→ Goal of the exercise
Copy all entries without alteration and skip the pictures they hold.

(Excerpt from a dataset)
========================

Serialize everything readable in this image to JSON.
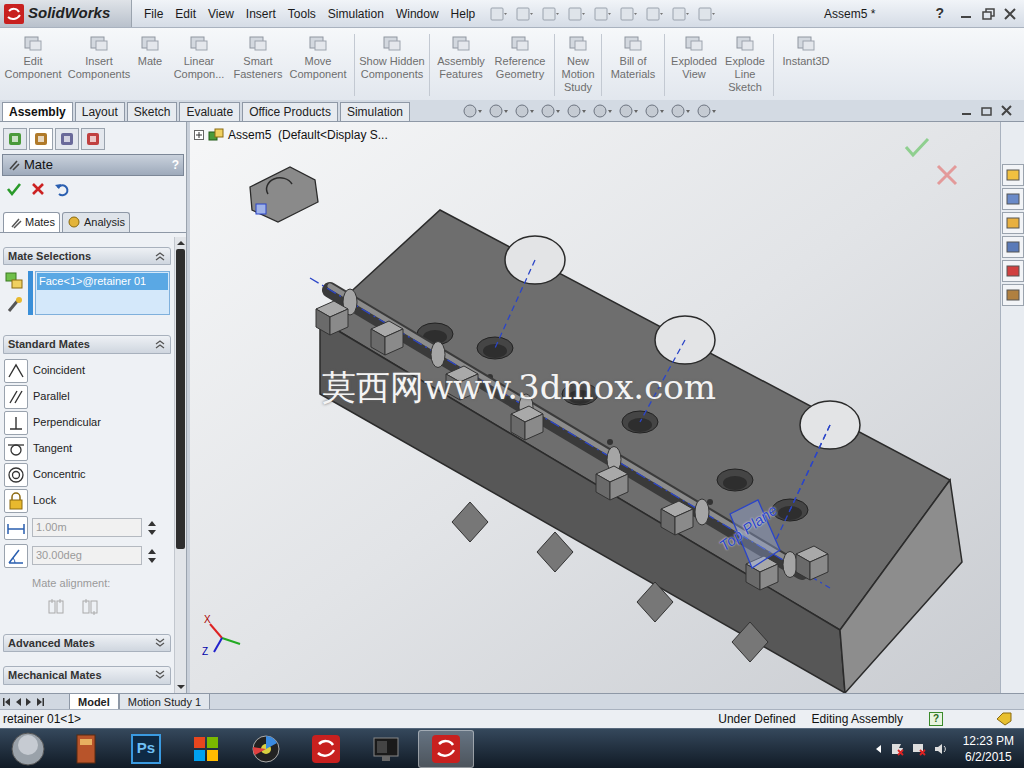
{
  "window": {
    "app": "SolidWorks",
    "title": "Assem5 *",
    "help": "?"
  },
  "menu": [
    "File",
    "Edit",
    "View",
    "Insert",
    "Tools",
    "Simulation",
    "Window",
    "Help"
  ],
  "ribbon": [
    {
      "label": "Edit Component"
    },
    {
      "label": "Insert Components"
    },
    {
      "label": "Mate"
    },
    {
      "label": "Linear Compon..."
    },
    {
      "label": "Smart Fasteners"
    },
    {
      "label": "Move Component"
    },
    {
      "label": "Show Hidden Components"
    },
    {
      "label": "Assembly Features"
    },
    {
      "label": "Reference Geometry"
    },
    {
      "label": "New Motion Study"
    },
    {
      "label": "Bill of Materials"
    },
    {
      "label": "Exploded View"
    },
    {
      "label": "Explode Line Sketch"
    },
    {
      "label": "Instant3D"
    }
  ],
  "tabs": [
    {
      "label": "Assembly",
      "selected": true
    },
    {
      "label": "Layout",
      "selected": false
    },
    {
      "label": "Sketch",
      "selected": false
    },
    {
      "label": "Evaluate",
      "selected": false
    },
    {
      "label": "Office Products",
      "selected": false
    },
    {
      "label": "Simulation",
      "selected": false
    }
  ],
  "panel": {
    "title": "Mate",
    "help": "?",
    "subtabs": [
      {
        "label": "Mates",
        "selected": true
      },
      {
        "label": "Analysis",
        "selected": false
      }
    ],
    "mate_selections": {
      "title": "Mate Selections",
      "items": [
        {
          "label": "Face<1>@retainer 01",
          "selected": true
        }
      ]
    },
    "standard_mates": {
      "title": "Standard Mates",
      "items": [
        {
          "label": "Coincident"
        },
        {
          "label": "Parallel"
        },
        {
          "label": "Perpendicular"
        },
        {
          "label": "Tangent"
        },
        {
          "label": "Concentric"
        },
        {
          "label": "Lock"
        }
      ],
      "distance": {
        "value": "1.00m",
        "disabled": true
      },
      "angle": {
        "value": "30.00deg",
        "disabled": true
      },
      "alignment_label": "Mate alignment:"
    },
    "collapsed_sections": [
      {
        "title": "Advanced Mates",
        "expanded": false
      },
      {
        "title": "Mechanical Mates",
        "expanded": false
      }
    ]
  },
  "viewport": {
    "tree_root": "Assem5  (Default<Display S...",
    "watermark": "莫西网www.3dmox.com",
    "plane_label": "Top Plane",
    "axes": {
      "x": "X",
      "z": "Z"
    }
  },
  "bottom_tabs": [
    {
      "label": "Model",
      "selected": true
    },
    {
      "label": "Motion Study 1",
      "selected": false
    }
  ],
  "status_bar": {
    "component": "retainer 01<1>",
    "state": "Under Defined",
    "mode": "Editing Assembly",
    "help": "?"
  },
  "taskbar": {
    "ps_label": "Ps",
    "time": "12:23 PM",
    "date": "6/2/2015"
  }
}
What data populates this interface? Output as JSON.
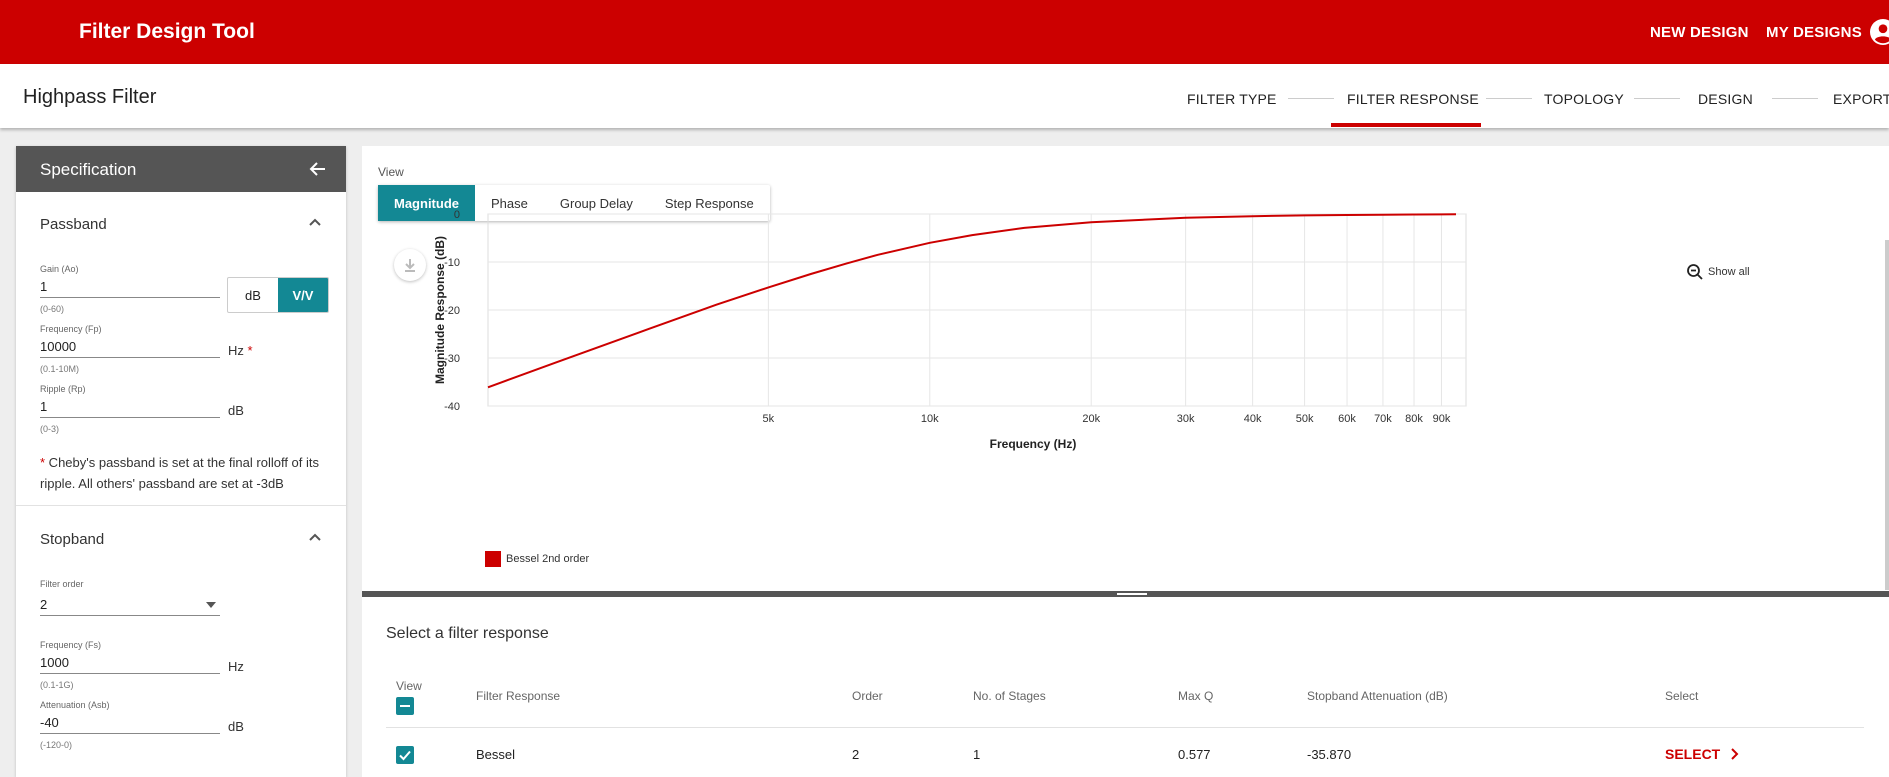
{
  "app": {
    "title": "Filter Design Tool",
    "nav": {
      "new_design": "NEW DESIGN",
      "my_designs": "MY DESIGNS"
    }
  },
  "header": {
    "page_title": "Highpass Filter",
    "steps": [
      "FILTER TYPE",
      "FILTER RESPONSE",
      "TOPOLOGY",
      "DESIGN",
      "EXPORT"
    ],
    "active_step": "FILTER RESPONSE"
  },
  "spec": {
    "title": "Specification",
    "passband": {
      "title": "Passband",
      "gain": {
        "label": "Gain (Ao)",
        "value": "1",
        "hint": "(0-60)"
      },
      "units_toggle": {
        "options": [
          "dB",
          "V/V"
        ],
        "active": "V/V"
      },
      "frequency": {
        "label": "Frequency (Fp)",
        "value": "10000",
        "hint": "(0.1-10M)",
        "unit": "Hz",
        "required": "*"
      },
      "ripple": {
        "label": "Ripple (Rp)",
        "value": "1",
        "hint": "(0-3)",
        "unit": "dB"
      },
      "note_star": "*",
      "note": " Cheby's passband is set at the final rolloff of its ripple. All others' passband are set at -3dB"
    },
    "stopband": {
      "title": "Stopband",
      "order": {
        "label": "Filter order",
        "value": "2"
      },
      "frequency": {
        "label": "Frequency (Fs)",
        "value": "1000",
        "hint": "(0.1-1G)",
        "unit": "Hz"
      },
      "attenuation": {
        "label": "Attenuation (Asb)",
        "value": "-40",
        "hint": "(-120-0)",
        "unit": "dB"
      }
    }
  },
  "view": {
    "label": "View",
    "tabs": [
      "Magnitude",
      "Phase",
      "Group Delay",
      "Step Response"
    ],
    "active_tab": "Magnitude",
    "show_all": "Show all"
  },
  "chart_data": {
    "type": "line",
    "xlabel": "Frequency (Hz)",
    "ylabel": "Magnitude Response (dB)",
    "x_scale": "log",
    "xlim": [
      1500,
      100000
    ],
    "ylim": [
      -40,
      0
    ],
    "y_ticks": [
      0,
      -10,
      -20,
      -30,
      -40
    ],
    "y_tick_labels": [
      "0",
      "-10",
      "-20",
      "-30",
      "-40"
    ],
    "x_ticks": [
      5000,
      10000,
      20000,
      30000,
      40000,
      50000,
      60000,
      70000,
      80000,
      90000
    ],
    "x_tick_labels": [
      "5k",
      "10k",
      "20k",
      "30k",
      "40k",
      "50k",
      "60k",
      "70k",
      "80k",
      "90k"
    ],
    "grid": true,
    "series": [
      {
        "name": "Bessel 2nd order",
        "color": "#cc0000",
        "x": [
          1500,
          2000,
          3000,
          4000,
          5000,
          6000,
          7000,
          8000,
          10000,
          12000,
          15000,
          20000,
          30000,
          40000,
          50000,
          60000,
          70000,
          80000,
          90000,
          100000
        ],
        "y": [
          -36.1,
          -31.0,
          -23.9,
          -18.9,
          -15.3,
          -12.5,
          -10.3,
          -8.5,
          -6.0,
          -4.4,
          -2.9,
          -1.7,
          -0.8,
          -0.45,
          -0.29,
          -0.2,
          -0.15,
          -0.11,
          -0.09,
          -0.07
        ]
      }
    ]
  },
  "table": {
    "title": "Select a filter response",
    "headers": {
      "view": "View",
      "filter_response": "Filter Response",
      "order": "Order",
      "stages": "No. of Stages",
      "max_q": "Max Q",
      "attenuation": "Stopband Attenuation (dB)",
      "select": "Select"
    },
    "rows": [
      {
        "filter_response": "Bessel",
        "order": "2",
        "stages": "1",
        "max_q": "0.577",
        "attenuation": "-35.870",
        "select": "SELECT"
      }
    ]
  }
}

========================

→ Expected output
Serialize everything readable in this image to JSON.
{
  "window": {
    "app": "SolidWorks",
    "title": "Assem5 *",
    "help": "?"
  },
  "menu": [
    "File",
    "Edit",
    "View",
    "Insert",
    "Tools",
    "Simulation",
    "Window",
    "Help"
  ],
  "ribbon": [
    {
      "label": "Edit Component"
    },
    {
      "label": "Insert Components"
    },
    {
      "label": "Mate"
    },
    {
      "label": "Linear Compon..."
    },
    {
      "label": "Smart Fasteners"
    },
    {
      "label": "Move Component"
    },
    {
      "label": "Show Hidden Components"
    },
    {
      "label": "Assembly Features"
    },
    {
      "label": "Reference Geometry"
    },
    {
      "label": "New Motion Study"
    },
    {
      "label": "Bill of Materials"
    },
    {
      "label": "Exploded View"
    },
    {
      "label": "Explode Line Sketch"
    },
    {
      "label": "Instant3D"
    }
  ],
  "tabs": [
    {
      "label": "Assembly",
      "selected": true
    },
    {
      "label": "Layout",
      "selected": false
    },
    {
      "label": "Sketch",
      "selected": false
    },
    {
      "label": "Evaluate",
      "selected": false
    },
    {
      "label": "Office Products",
      "selected": false
    },
    {
      "label": "Simulation",
      "selected": false
    }
  ],
  "panel": {
    "title": "Mate",
    "help": "?",
    "subtabs": [
      {
        "label": "Mates",
        "selected": true
      },
      {
        "label": "Analysis",
        "selected": false
      }
    ],
    "mate_selections": {
      "title": "Mate Selections",
      "items": [
        {
          "label": "Face<1>@retainer 01",
          "selected": true
        }
      ]
    },
    "standard_mates": {
      "title": "Standard Mates",
      "items": [
        {
          "label": "Coincident"
        },
        {
          "label": "Parallel"
        },
        {
          "label": "Perpendicular"
        },
        {
          "label": "Tangent"
        },
        {
          "label": "Concentric"
        },
        {
          "label": "Lock"
        }
      ],
      "distance": {
        "value": "1.00m",
        "disabled": true
      },
      "angle": {
        "value": "30.00deg",
        "disabled": true
      },
      "alignment_label": "Mate alignment:"
    },
    "collapsed_sections": [
      {
        "title": "Advanced Mates",
        "expanded": false
      },
      {
        "title": "Mechanical Mates",
        "expanded": false
      }
    ]
  },
  "viewport": {
    "tree_root": "Assem5  (Default<Display S...",
    "watermark": "莫西网www.3dmox.com",
    "plane_label": "Top Plane",
    "axes": {
      "x": "X",
      "z": "Z"
    }
  },
  "bottom_tabs": [
    {
      "label": "Model",
      "selected": true
    },
    {
      "label": "Motion Study 1",
      "selected": false
    }
  ],
  "status_bar": {
    "component": "retainer 01<1>",
    "state": "Under Defined",
    "mode": "Editing Assembly",
    "help": "?"
  },
  "taskbar": {
    "ps_label": "Ps",
    "time": "12:23 PM",
    "date": "6/2/2015"
  }
}
What data populates this interface? Output as JSON.
{
  "app": {
    "title": "Filter Design Tool",
    "nav": {
      "new_design": "NEW DESIGN",
      "my_designs": "MY DESIGNS"
    }
  },
  "header": {
    "page_title": "Highpass Filter",
    "steps": [
      "FILTER TYPE",
      "FILTER RESPONSE",
      "TOPOLOGY",
      "DESIGN",
      "EXPORT"
    ],
    "active_step": "FILTER RESPONSE"
  },
  "spec": {
    "title": "Specification",
    "passband": {
      "title": "Passband",
      "gain": {
        "label": "Gain (Ao)",
        "value": "1",
        "hint": "(0-60)"
      },
      "units_toggle": {
        "options": [
          "dB",
          "V/V"
        ],
        "active": "V/V"
      },
      "frequency": {
        "label": "Frequency (Fp)",
        "value": "10000",
        "hint": "(0.1-10M)",
        "unit": "Hz",
        "required": "*"
      },
      "ripple": {
        "label": "Ripple (Rp)",
        "value": "1",
        "hint": "(0-3)",
        "unit": "dB"
      },
      "note_star": "*",
      "note": " Cheby's passband is set at the final rolloff of its ripple. All others' passband are set at -3dB"
    },
    "stopband": {
      "title": "Stopband",
      "order": {
        "label": "Filter order",
        "value": "2"
      },
      "frequency": {
        "label": "Frequency (Fs)",
        "value": "1000",
        "hint": "(0.1-1G)",
        "unit": "Hz"
      },
      "attenuation": {
        "label": "Attenuation (Asb)",
        "value": "-40",
        "hint": "(-120-0)",
        "unit": "dB"
      }
    }
  },
  "view": {
    "label": "View",
    "tabs": [
      "Magnitude",
      "Phase",
      "Group Delay",
      "Step Response"
    ],
    "active_tab": "Magnitude",
    "show_all": "Show all"
  },
  "chart_data": {
    "type": "line",
    "xlabel": "Frequency (Hz)",
    "ylabel": "Magnitude Response (dB)",
    "x_scale": "log",
    "xlim": [
      1500,
      100000
    ],
    "ylim": [
      -40,
      0
    ],
    "y_ticks": [
      0,
      -10,
      -20,
      -30,
      -40
    ],
    "y_tick_labels": [
      "0",
      "-10",
      "-20",
      "-30",
      "-40"
    ],
    "x_ticks": [
      5000,
      10000,
      20000,
      30000,
      40000,
      50000,
      60000,
      70000,
      80000,
      90000
    ],
    "x_tick_labels": [
      "5k",
      "10k",
      "20k",
      "30k",
      "40k",
      "50k",
      "60k",
      "70k",
      "80k",
      "90k"
    ],
    "grid": true,
    "series": [
      {
        "name": "Bessel 2nd order",
        "color": "#cc0000",
        "x": [
          1500,
          2000,
          3000,
          4000,
          5000,
          6000,
          7000,
          8000,
          10000,
          12000,
          15000,
          20000,
          30000,
          40000,
          50000,
          60000,
          70000,
          80000,
          90000,
          100000
        ],
        "y": [
          -36.1,
          -31.0,
          -23.9,
          -18.9,
          -15.3,
          -12.5,
          -10.3,
          -8.5,
          -6.0,
          -4.4,
          -2.9,
          -1.7,
          -0.8,
          -0.45,
          -0.29,
          -0.2,
          -0.15,
          -0.11,
          -0.09,
          -0.07
        ]
      }
    ]
  },
  "table": {
    "title": "Select a filter response",
    "headers": {
      "view": "View",
      "filter_response": "Filter Response",
      "order": "Order",
      "stages": "No. of Stages",
      "max_q": "Max Q",
      "attenuation": "Stopband Attenuation (dB)",
      "select": "Select"
    },
    "rows": [
      {
        "filter_response": "Bessel",
        "order": "2",
        "stages": "1",
        "max_q": "0.577",
        "attenuation": "-35.870",
        "select": "SELECT"
      }
    ]
  }
}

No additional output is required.